## Task goal
Could all of the entries be written out exactly, with any pictures omitted?

## Dataset extract
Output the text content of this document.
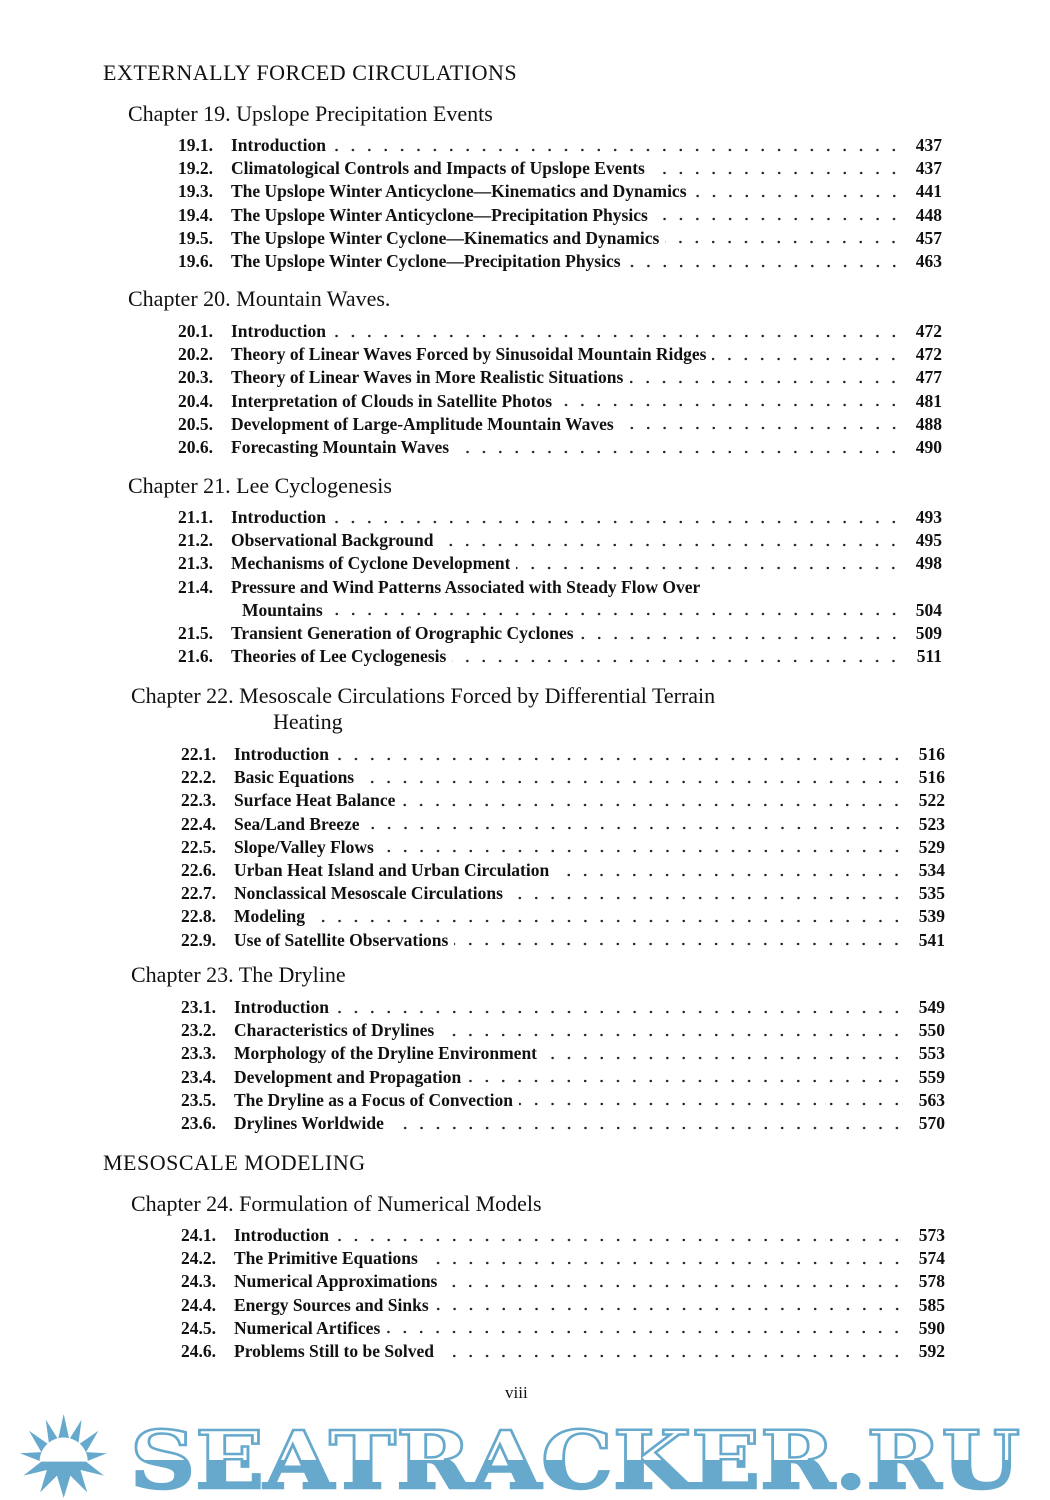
EXTERNALLY FORCED CIRCULATIONS
MESOSCALE MODELING
Chapter 19. Upslope Precipitation Events
19.1.	Introduction	437
19.2.	Climatological Controls and Impacts of Upslope Events	437
19.3.	The Upslope Winter Anticyclone—Kinematics and Dynamics	441
19.4.	The Upslope Winter Anticyclone—Precipitation Physics	448
19.5.	The Upslope Winter Cyclone—Kinematics and Dynamics	457
19.6.	The Upslope Winter Cyclone—Precipitation Physics	463
Chapter 20. Mountain Waves.
20.1.	Introduction	472
20.2.	Theory of Linear Waves Forced by Sinusoidal Mountain Ridges	472
20.3.	Theory of Linear Waves in More Realistic Situations	477
20.4.	Interpretation of Clouds in Satellite Photos	481
20.5.	Development of Large-Amplitude Mountain Waves	488
20.6.	Forecasting Mountain Waves	490
Chapter 21. Lee Cyclogenesis
21.1.	Introduction	493
21.2.	Observational Background	495
21.3.	Mechanisms of Cyclone Development	498
21.4.	Pressure and Wind Patterns Associated with Steady Flow Over
Mountains	504
21.5.	Transient Generation of Orographic Cyclones	509
21.6.	Theories of Lee Cyclogenesis	511
Chapter 22. Mesoscale Circulations Forced by Differential Terrain
Heating
22.1.	Introduction	516
22.2.	Basic Equations	516
22.3.	Surface Heat Balance	522
22.4.	Sea/Land Breeze	523
22.5.	Slope/Valley Flows	529
22.6.	Urban Heat Island and Urban Circulation	534
22.7.	Nonclassical Mesoscale Circulations	535
22.8.	Modeling	539
22.9.	Use of Satellite Observations	541
Chapter 23. The Dryline
23.1.	Introduction	549
23.2.	Characteristics of Drylines	550
23.3.	Morphology of the Dryline Environment	553
23.4.	Development and Propagation	559
23.5.	The Dryline as a Focus of Convection	563
23.6.	Drylines Worldwide	570
Chapter 24. Formulation of Numerical Models
24.1.	Introduction	573
24.2.	The Primitive Equations	574
24.3.	Numerical Approximations	578
24.4.	Energy Sources and Sinks	585
24.5.	Numerical Artifices	590
24.6.	Problems Still to be Solved	592
viii
SEATRACKER.RU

## Answer
Output the text content of this document.
EXTERNALLY FORCED CIRCULATIONS
MESOSCALE MODELING
Chapter 19. Upslope Precipitation Events
19.1.	Introduction	437
19.2.	Climatological Controls and Impacts of Upslope Events	437
19.3.	The Upslope Winter Anticyclone—Kinematics and Dynamics	441
19.4.	The Upslope Winter Anticyclone—Precipitation Physics	448
19.5.	The Upslope Winter Cyclone—Kinematics and Dynamics	457
19.6.	The Upslope Winter Cyclone—Precipitation Physics	463
Chapter 20. Mountain Waves.
20.1.	Introduction	472
20.2.	Theory of Linear Waves Forced by Sinusoidal Mountain Ridges	472
20.3.	Theory of Linear Waves in More Realistic Situations	477
20.4.	Interpretation of Clouds in Satellite Photos	481
20.5.	Development of Large-Amplitude Mountain Waves	488
20.6.	Forecasting Mountain Waves	490
Chapter 21. Lee Cyclogenesis
21.1.	Introduction	493
21.2.	Observational Background	495
21.3.	Mechanisms of Cyclone Development	498
21.4.	Pressure and Wind Patterns Associated with Steady Flow Over
Mountains	504
21.5.	Transient Generation of Orographic Cyclones	509
21.6.	Theories of Lee Cyclogenesis	511
Chapter 22. Mesoscale Circulations Forced by Differential Terrain
Heating
22.1.	Introduction	516
22.2.	Basic Equations	516
22.3.	Surface Heat Balance	522
22.4.	Sea/Land Breeze	523
22.5.	Slope/Valley Flows	529
22.6.	Urban Heat Island and Urban Circulation	534
22.7.	Nonclassical Mesoscale Circulations	535
22.8.	Modeling	539
22.9.	Use of Satellite Observations	541
Chapter 23. The Dryline
23.1.	Introduction	549
23.2.	Characteristics of Drylines	550
23.3.	Morphology of the Dryline Environment	553
23.4.	Development and Propagation	559
23.5.	The Dryline as a Focus of Convection	563
23.6.	Drylines Worldwide	570
Chapter 24. Formulation of Numerical Models
24.1.	Introduction	573
24.2.	The Primitive Equations	574
24.3.	Numerical Approximations	578
24.4.	Energy Sources and Sinks	585
24.5.	Numerical Artifices	590
24.6.	Problems Still to be Solved	592
viii
SEATRACKER.RU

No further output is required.